↓

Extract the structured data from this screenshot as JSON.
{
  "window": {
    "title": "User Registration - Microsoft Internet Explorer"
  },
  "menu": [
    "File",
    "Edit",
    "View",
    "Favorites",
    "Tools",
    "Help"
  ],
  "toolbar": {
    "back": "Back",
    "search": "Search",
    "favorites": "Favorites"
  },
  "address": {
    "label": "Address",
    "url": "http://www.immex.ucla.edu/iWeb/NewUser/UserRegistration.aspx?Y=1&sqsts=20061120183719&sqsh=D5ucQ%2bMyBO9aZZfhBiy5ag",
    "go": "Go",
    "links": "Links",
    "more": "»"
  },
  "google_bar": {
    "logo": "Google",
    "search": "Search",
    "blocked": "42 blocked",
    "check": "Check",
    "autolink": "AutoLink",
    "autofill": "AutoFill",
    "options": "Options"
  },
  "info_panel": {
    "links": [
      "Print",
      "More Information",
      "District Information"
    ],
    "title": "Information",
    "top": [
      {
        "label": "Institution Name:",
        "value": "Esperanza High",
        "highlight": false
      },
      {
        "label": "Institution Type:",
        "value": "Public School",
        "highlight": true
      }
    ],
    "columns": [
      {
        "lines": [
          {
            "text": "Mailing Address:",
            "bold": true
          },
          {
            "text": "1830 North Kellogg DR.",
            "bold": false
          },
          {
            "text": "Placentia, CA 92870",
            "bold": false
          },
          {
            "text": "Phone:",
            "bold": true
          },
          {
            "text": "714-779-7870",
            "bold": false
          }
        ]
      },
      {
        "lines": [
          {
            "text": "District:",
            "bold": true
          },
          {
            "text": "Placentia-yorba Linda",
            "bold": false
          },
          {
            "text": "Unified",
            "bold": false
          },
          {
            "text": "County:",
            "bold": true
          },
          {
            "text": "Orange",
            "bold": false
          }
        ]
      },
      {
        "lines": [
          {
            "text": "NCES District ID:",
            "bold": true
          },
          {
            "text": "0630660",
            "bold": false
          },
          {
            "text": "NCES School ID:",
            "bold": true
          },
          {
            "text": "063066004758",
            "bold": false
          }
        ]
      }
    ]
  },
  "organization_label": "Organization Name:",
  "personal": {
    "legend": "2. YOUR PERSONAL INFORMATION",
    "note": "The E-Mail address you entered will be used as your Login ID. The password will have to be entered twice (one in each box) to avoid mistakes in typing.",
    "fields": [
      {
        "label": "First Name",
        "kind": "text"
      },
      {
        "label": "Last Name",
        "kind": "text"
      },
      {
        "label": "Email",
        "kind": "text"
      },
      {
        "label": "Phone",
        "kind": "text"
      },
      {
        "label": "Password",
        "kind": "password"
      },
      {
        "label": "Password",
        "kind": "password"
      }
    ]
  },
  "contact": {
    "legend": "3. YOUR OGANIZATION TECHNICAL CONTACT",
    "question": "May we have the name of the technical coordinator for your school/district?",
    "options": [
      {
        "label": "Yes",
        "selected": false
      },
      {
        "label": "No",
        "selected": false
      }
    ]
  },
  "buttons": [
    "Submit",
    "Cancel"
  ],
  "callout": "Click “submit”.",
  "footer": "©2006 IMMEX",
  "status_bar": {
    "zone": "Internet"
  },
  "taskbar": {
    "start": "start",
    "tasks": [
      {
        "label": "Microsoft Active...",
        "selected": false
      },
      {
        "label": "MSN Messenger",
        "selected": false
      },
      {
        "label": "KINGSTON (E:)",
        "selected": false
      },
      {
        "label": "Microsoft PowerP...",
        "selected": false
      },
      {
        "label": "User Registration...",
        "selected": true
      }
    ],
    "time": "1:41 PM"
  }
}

↑

Print the material verbatim, all of it.

- **Answer to the problem**
Extract the structured data from this screenshot as JSON.
{
  "window": {
    "title": "User Registration - Microsoft Internet Explorer"
  },
  "menu": [
    "File",
    "Edit",
    "View",
    "Favorites",
    "Tools",
    "Help"
  ],
  "toolbar": {
    "back": "Back",
    "search": "Search",
    "favorites": "Favorites"
  },
  "address": {
    "label": "Address",
    "url": "http://www.immex.ucla.edu/iWeb/NewUser/UserRegistration.aspx?Y=1&sqsts=20061120183719&sqsh=D5ucQ%2bMyBO9aZZfhBiy5ag",
    "go": "Go",
    "links": "Links",
    "more": "»"
  },
  "google_bar": {
    "logo": "Google",
    "search": "Search",
    "blocked": "42 blocked",
    "check": "Check",
    "autolink": "AutoLink",
    "autofill": "AutoFill",
    "options": "Options"
  },
  "info_panel": {
    "links": [
      "Print",
      "More Information",
      "District Information"
    ],
    "title": "Information",
    "top": [
      {
        "label": "Institution Name:",
        "value": "Esperanza High",
        "highlight": false
      },
      {
        "label": "Institution Type:",
        "value": "Public School",
        "highlight": true
      }
    ],
    "columns": [
      {
        "lines": [
          {
            "text": "Mailing Address:",
            "bold": true
          },
          {
            "text": "1830 North Kellogg DR.",
            "bold": false
          },
          {
            "text": "Placentia, CA 92870",
            "bold": false
          },
          {
            "text": "Phone:",
            "bold": true
          },
          {
            "text": "714-779-7870",
            "bold": false
          }
        ]
      },
      {
        "lines": [
          {
            "text": "District:",
            "bold": true
          },
          {
            "text": "Placentia-yorba Linda",
            "bold": false
          },
          {
            "text": "Unified",
            "bold": false
          },
          {
            "text": "County:",
            "bold": true
          },
          {
            "text": "Orange",
            "bold": false
          }
        ]
      },
      {
        "lines": [
          {
            "text": "NCES District ID:",
            "bold": true
          },
          {
            "text": "0630660",
            "bold": false
          },
          {
            "text": "NCES School ID:",
            "bold": true
          },
          {
            "text": "063066004758",
            "bold": false
          }
        ]
      }
    ]
  },
  "organization_label": "Organization Name:",
  "personal": {
    "legend": "2. YOUR PERSONAL INFORMATION",
    "note": "The E-Mail address you entered will be used as your Login ID. The password will have to be entered twice (one in each box) to avoid mistakes in typing.",
    "fields": [
      {
        "label": "First Name",
        "kind": "text"
      },
      {
        "label": "Last Name",
        "kind": "text"
      },
      {
        "label": "Email",
        "kind": "text"
      },
      {
        "label": "Phone",
        "kind": "text"
      },
      {
        "label": "Password",
        "kind": "password"
      },
      {
        "label": "Password",
        "kind": "password"
      }
    ]
  },
  "contact": {
    "legend": "3. YOUR OGANIZATION TECHNICAL CONTACT",
    "question": "May we have the name of the technical coordinator for your school/district?",
    "options": [
      {
        "label": "Yes",
        "selected": false
      },
      {
        "label": "No",
        "selected": false
      }
    ]
  },
  "buttons": [
    "Submit",
    "Cancel"
  ],
  "callout": "Click “submit”.",
  "footer": "©2006 IMMEX",
  "status_bar": {
    "zone": "Internet"
  },
  "taskbar": {
    "start": "start",
    "tasks": [
      {
        "label": "Microsoft Active...",
        "selected": false
      },
      {
        "label": "MSN Messenger",
        "selected": false
      },
      {
        "label": "KINGSTON (E:)",
        "selected": false
      },
      {
        "label": "Microsoft PowerP...",
        "selected": false
      },
      {
        "label": "User Registration...",
        "selected": true
      }
    ],
    "time": "1:41 PM"
  }
}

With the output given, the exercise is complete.